▶ What is needed: Every entry below should be repeated exactly; the pictures should not.

▶ Data:
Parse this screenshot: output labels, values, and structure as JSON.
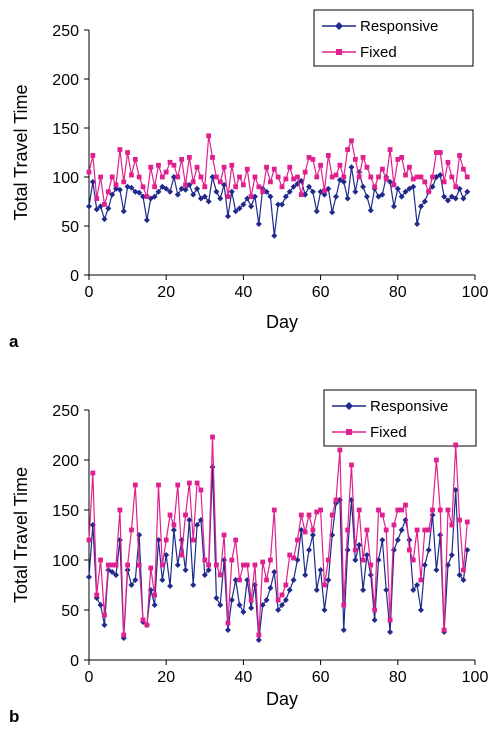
{
  "colors": {
    "responsive": "#1f2a8c",
    "fixed": "#e0208f"
  },
  "chart_data": [
    {
      "type": "line",
      "panel_label": "a",
      "xlabel": "Day",
      "ylabel": "Total Travel Time",
      "xlim": [
        0,
        100
      ],
      "ylim": [
        0,
        250
      ],
      "xticks": [
        "0",
        "20",
        "40",
        "60",
        "80",
        "100"
      ],
      "yticks": [
        "0",
        "50",
        "100",
        "150",
        "200",
        "250"
      ],
      "grid": false,
      "legend_position": "top-right",
      "legend_frame": true,
      "x": [
        0,
        1,
        2,
        3,
        4,
        5,
        6,
        7,
        8,
        9,
        10,
        11,
        12,
        13,
        14,
        15,
        16,
        17,
        18,
        19,
        20,
        21,
        22,
        23,
        24,
        25,
        26,
        27,
        28,
        29,
        30,
        31,
        32,
        33,
        34,
        35,
        36,
        37,
        38,
        39,
        40,
        41,
        42,
        43,
        44,
        45,
        46,
        47,
        48,
        49,
        50,
        51,
        52,
        53,
        54,
        55,
        56,
        57,
        58,
        59,
        60,
        61,
        62,
        63,
        64,
        65,
        66,
        67,
        68,
        69,
        70,
        71,
        72,
        73,
        74,
        75,
        76,
        77,
        78,
        79,
        80,
        81,
        82,
        83,
        84,
        85,
        86,
        87,
        88,
        89,
        90,
        91,
        92,
        93,
        94,
        95,
        96,
        97,
        98
      ],
      "series": [
        {
          "name": "Responsive",
          "color": "#1f2a8c",
          "marker": "diamond",
          "values": [
            70,
            95,
            67,
            70,
            57,
            68,
            82,
            88,
            87,
            65,
            90,
            89,
            85,
            84,
            80,
            56,
            78,
            80,
            85,
            90,
            88,
            85,
            100,
            82,
            88,
            87,
            92,
            82,
            88,
            78,
            80,
            75,
            100,
            85,
            78,
            92,
            60,
            85,
            65,
            68,
            72,
            78,
            70,
            80,
            52,
            88,
            85,
            80,
            40,
            72,
            72,
            80,
            85,
            90,
            93,
            96,
            82,
            90,
            85,
            65,
            85,
            82,
            88,
            64,
            80,
            97,
            95,
            78,
            110,
            85,
            105,
            90,
            80,
            66,
            88,
            80,
            82,
            100,
            95,
            70,
            88,
            80,
            85,
            88,
            90,
            52,
            70,
            75,
            85,
            90,
            100,
            102,
            80,
            76,
            80,
            78,
            88,
            78,
            85
          ]
        },
        {
          "name": "Fixed",
          "color": "#e0208f",
          "marker": "square",
          "values": [
            105,
            122,
            78,
            100,
            72,
            85,
            100,
            92,
            128,
            95,
            125,
            102,
            118,
            100,
            90,
            80,
            110,
            90,
            112,
            100,
            105,
            115,
            112,
            100,
            118,
            92,
            120,
            95,
            110,
            100,
            90,
            142,
            120,
            100,
            95,
            110,
            80,
            112,
            90,
            100,
            92,
            108,
            80,
            100,
            90,
            85,
            110,
            95,
            108,
            100,
            90,
            98,
            110,
            98,
            100,
            82,
            105,
            120,
            118,
            100,
            112,
            86,
            122,
            100,
            102,
            112,
            100,
            128,
            137,
            118,
            100,
            120,
            110,
            100,
            90,
            100,
            108,
            98,
            128,
            92,
            118,
            120,
            102,
            110,
            98,
            100,
            100,
            95,
            85,
            100,
            125,
            125,
            95,
            115,
            100,
            90,
            122,
            108,
            100
          ]
        }
      ]
    },
    {
      "type": "line",
      "panel_label": "b",
      "xlabel": "Day",
      "ylabel": "Total Travel Time",
      "xlim": [
        0,
        100
      ],
      "ylim": [
        0,
        250
      ],
      "xticks": [
        "0",
        "20",
        "40",
        "60",
        "80",
        "100"
      ],
      "yticks": [
        "0",
        "50",
        "100",
        "150",
        "200",
        "250"
      ],
      "grid": false,
      "legend_position": "top-right",
      "legend_frame": true,
      "x": [
        0,
        1,
        2,
        3,
        4,
        5,
        6,
        7,
        8,
        9,
        10,
        11,
        12,
        13,
        14,
        15,
        16,
        17,
        18,
        19,
        20,
        21,
        22,
        23,
        24,
        25,
        26,
        27,
        28,
        29,
        30,
        31,
        32,
        33,
        34,
        35,
        36,
        37,
        38,
        39,
        40,
        41,
        42,
        43,
        44,
        45,
        46,
        47,
        48,
        49,
        50,
        51,
        52,
        53,
        54,
        55,
        56,
        57,
        58,
        59,
        60,
        61,
        62,
        63,
        64,
        65,
        66,
        67,
        68,
        69,
        70,
        71,
        72,
        73,
        74,
        75,
        76,
        77,
        78,
        79,
        80,
        81,
        82,
        83,
        84,
        85,
        86,
        87,
        88,
        89,
        90,
        91,
        92,
        93,
        94,
        95,
        96,
        97,
        98
      ],
      "series": [
        {
          "name": "Responsive",
          "color": "#1f2a8c",
          "marker": "diamond",
          "values": [
            83,
            135,
            62,
            55,
            35,
            90,
            88,
            85,
            120,
            22,
            90,
            75,
            80,
            125,
            38,
            35,
            70,
            55,
            120,
            80,
            105,
            74,
            130,
            95,
            120,
            90,
            140,
            75,
            135,
            140,
            85,
            90,
            193,
            62,
            55,
            100,
            30,
            60,
            80,
            55,
            48,
            80,
            52,
            75,
            20,
            55,
            60,
            72,
            88,
            50,
            55,
            60,
            70,
            80,
            100,
            130,
            85,
            110,
            125,
            70,
            90,
            50,
            80,
            125,
            157,
            160,
            30,
            110,
            160,
            100,
            115,
            70,
            105,
            85,
            40,
            100,
            120,
            70,
            28,
            110,
            120,
            130,
            140,
            120,
            70,
            75,
            50,
            95,
            110,
            145,
            90,
            125,
            28,
            95,
            105,
            170,
            85,
            80,
            110
          ]
        },
        {
          "name": "Fixed",
          "color": "#e0208f",
          "marker": "square",
          "values": [
            120,
            187,
            65,
            100,
            45,
            95,
            95,
            95,
            150,
            25,
            95,
            130,
            175,
            95,
            40,
            35,
            92,
            65,
            175,
            95,
            120,
            145,
            135,
            175,
            105,
            145,
            177,
            120,
            177,
            170,
            100,
            95,
            223,
            95,
            85,
            125,
            37,
            100,
            120,
            80,
            95,
            95,
            60,
            95,
            25,
            98,
            80,
            100,
            150,
            60,
            65,
            75,
            105,
            102,
            120,
            145,
            128,
            145,
            130,
            148,
            150,
            75,
            100,
            145,
            160,
            210,
            55,
            130,
            195,
            110,
            150,
            100,
            130,
            95,
            50,
            150,
            145,
            130,
            40,
            135,
            150,
            150,
            155,
            110,
            100,
            130,
            80,
            130,
            130,
            150,
            200,
            150,
            30,
            150,
            135,
            215,
            140,
            90,
            138
          ]
        }
      ]
    }
  ]
}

▶ Full answer:
Parse this screenshot: output labels, values, and structure as JSON.
{
  "colors": {
    "responsive": "#1f2a8c",
    "fixed": "#e0208f"
  },
  "chart_data": [
    {
      "type": "line",
      "panel_label": "a",
      "xlabel": "Day",
      "ylabel": "Total Travel Time",
      "xlim": [
        0,
        100
      ],
      "ylim": [
        0,
        250
      ],
      "xticks": [
        "0",
        "20",
        "40",
        "60",
        "80",
        "100"
      ],
      "yticks": [
        "0",
        "50",
        "100",
        "150",
        "200",
        "250"
      ],
      "grid": false,
      "legend_position": "top-right",
      "legend_frame": true,
      "x": [
        0,
        1,
        2,
        3,
        4,
        5,
        6,
        7,
        8,
        9,
        10,
        11,
        12,
        13,
        14,
        15,
        16,
        17,
        18,
        19,
        20,
        21,
        22,
        23,
        24,
        25,
        26,
        27,
        28,
        29,
        30,
        31,
        32,
        33,
        34,
        35,
        36,
        37,
        38,
        39,
        40,
        41,
        42,
        43,
        44,
        45,
        46,
        47,
        48,
        49,
        50,
        51,
        52,
        53,
        54,
        55,
        56,
        57,
        58,
        59,
        60,
        61,
        62,
        63,
        64,
        65,
        66,
        67,
        68,
        69,
        70,
        71,
        72,
        73,
        74,
        75,
        76,
        77,
        78,
        79,
        80,
        81,
        82,
        83,
        84,
        85,
        86,
        87,
        88,
        89,
        90,
        91,
        92,
        93,
        94,
        95,
        96,
        97,
        98
      ],
      "series": [
        {
          "name": "Responsive",
          "color": "#1f2a8c",
          "marker": "diamond",
          "values": [
            70,
            95,
            67,
            70,
            57,
            68,
            82,
            88,
            87,
            65,
            90,
            89,
            85,
            84,
            80,
            56,
            78,
            80,
            85,
            90,
            88,
            85,
            100,
            82,
            88,
            87,
            92,
            82,
            88,
            78,
            80,
            75,
            100,
            85,
            78,
            92,
            60,
            85,
            65,
            68,
            72,
            78,
            70,
            80,
            52,
            88,
            85,
            80,
            40,
            72,
            72,
            80,
            85,
            90,
            93,
            96,
            82,
            90,
            85,
            65,
            85,
            82,
            88,
            64,
            80,
            97,
            95,
            78,
            110,
            85,
            105,
            90,
            80,
            66,
            88,
            80,
            82,
            100,
            95,
            70,
            88,
            80,
            85,
            88,
            90,
            52,
            70,
            75,
            85,
            90,
            100,
            102,
            80,
            76,
            80,
            78,
            88,
            78,
            85
          ]
        },
        {
          "name": "Fixed",
          "color": "#e0208f",
          "marker": "square",
          "values": [
            105,
            122,
            78,
            100,
            72,
            85,
            100,
            92,
            128,
            95,
            125,
            102,
            118,
            100,
            90,
            80,
            110,
            90,
            112,
            100,
            105,
            115,
            112,
            100,
            118,
            92,
            120,
            95,
            110,
            100,
            90,
            142,
            120,
            100,
            95,
            110,
            80,
            112,
            90,
            100,
            92,
            108,
            80,
            100,
            90,
            85,
            110,
            95,
            108,
            100,
            90,
            98,
            110,
            98,
            100,
            82,
            105,
            120,
            118,
            100,
            112,
            86,
            122,
            100,
            102,
            112,
            100,
            128,
            137,
            118,
            100,
            120,
            110,
            100,
            90,
            100,
            108,
            98,
            128,
            92,
            118,
            120,
            102,
            110,
            98,
            100,
            100,
            95,
            85,
            100,
            125,
            125,
            95,
            115,
            100,
            90,
            122,
            108,
            100
          ]
        }
      ]
    },
    {
      "type": "line",
      "panel_label": "b",
      "xlabel": "Day",
      "ylabel": "Total Travel Time",
      "xlim": [
        0,
        100
      ],
      "ylim": [
        0,
        250
      ],
      "xticks": [
        "0",
        "20",
        "40",
        "60",
        "80",
        "100"
      ],
      "yticks": [
        "0",
        "50",
        "100",
        "150",
        "200",
        "250"
      ],
      "grid": false,
      "legend_position": "top-right",
      "legend_frame": true,
      "x": [
        0,
        1,
        2,
        3,
        4,
        5,
        6,
        7,
        8,
        9,
        10,
        11,
        12,
        13,
        14,
        15,
        16,
        17,
        18,
        19,
        20,
        21,
        22,
        23,
        24,
        25,
        26,
        27,
        28,
        29,
        30,
        31,
        32,
        33,
        34,
        35,
        36,
        37,
        38,
        39,
        40,
        41,
        42,
        43,
        44,
        45,
        46,
        47,
        48,
        49,
        50,
        51,
        52,
        53,
        54,
        55,
        56,
        57,
        58,
        59,
        60,
        61,
        62,
        63,
        64,
        65,
        66,
        67,
        68,
        69,
        70,
        71,
        72,
        73,
        74,
        75,
        76,
        77,
        78,
        79,
        80,
        81,
        82,
        83,
        84,
        85,
        86,
        87,
        88,
        89,
        90,
        91,
        92,
        93,
        94,
        95,
        96,
        97,
        98
      ],
      "series": [
        {
          "name": "Responsive",
          "color": "#1f2a8c",
          "marker": "diamond",
          "values": [
            83,
            135,
            62,
            55,
            35,
            90,
            88,
            85,
            120,
            22,
            90,
            75,
            80,
            125,
            38,
            35,
            70,
            55,
            120,
            80,
            105,
            74,
            130,
            95,
            120,
            90,
            140,
            75,
            135,
            140,
            85,
            90,
            193,
            62,
            55,
            100,
            30,
            60,
            80,
            55,
            48,
            80,
            52,
            75,
            20,
            55,
            60,
            72,
            88,
            50,
            55,
            60,
            70,
            80,
            100,
            130,
            85,
            110,
            125,
            70,
            90,
            50,
            80,
            125,
            157,
            160,
            30,
            110,
            160,
            100,
            115,
            70,
            105,
            85,
            40,
            100,
            120,
            70,
            28,
            110,
            120,
            130,
            140,
            120,
            70,
            75,
            50,
            95,
            110,
            145,
            90,
            125,
            28,
            95,
            105,
            170,
            85,
            80,
            110
          ]
        },
        {
          "name": "Fixed",
          "color": "#e0208f",
          "marker": "square",
          "values": [
            120,
            187,
            65,
            100,
            45,
            95,
            95,
            95,
            150,
            25,
            95,
            130,
            175,
            95,
            40,
            35,
            92,
            65,
            175,
            95,
            120,
            145,
            135,
            175,
            105,
            145,
            177,
            120,
            177,
            170,
            100,
            95,
            223,
            95,
            85,
            125,
            37,
            100,
            120,
            80,
            95,
            95,
            60,
            95,
            25,
            98,
            80,
            100,
            150,
            60,
            65,
            75,
            105,
            102,
            120,
            145,
            128,
            145,
            130,
            148,
            150,
            75,
            100,
            145,
            160,
            210,
            55,
            130,
            195,
            110,
            150,
            100,
            130,
            95,
            50,
            150,
            145,
            130,
            40,
            135,
            150,
            150,
            155,
            110,
            100,
            130,
            80,
            130,
            130,
            150,
            200,
            150,
            30,
            150,
            135,
            215,
            140,
            90,
            138
          ]
        }
      ]
    }
  ]
}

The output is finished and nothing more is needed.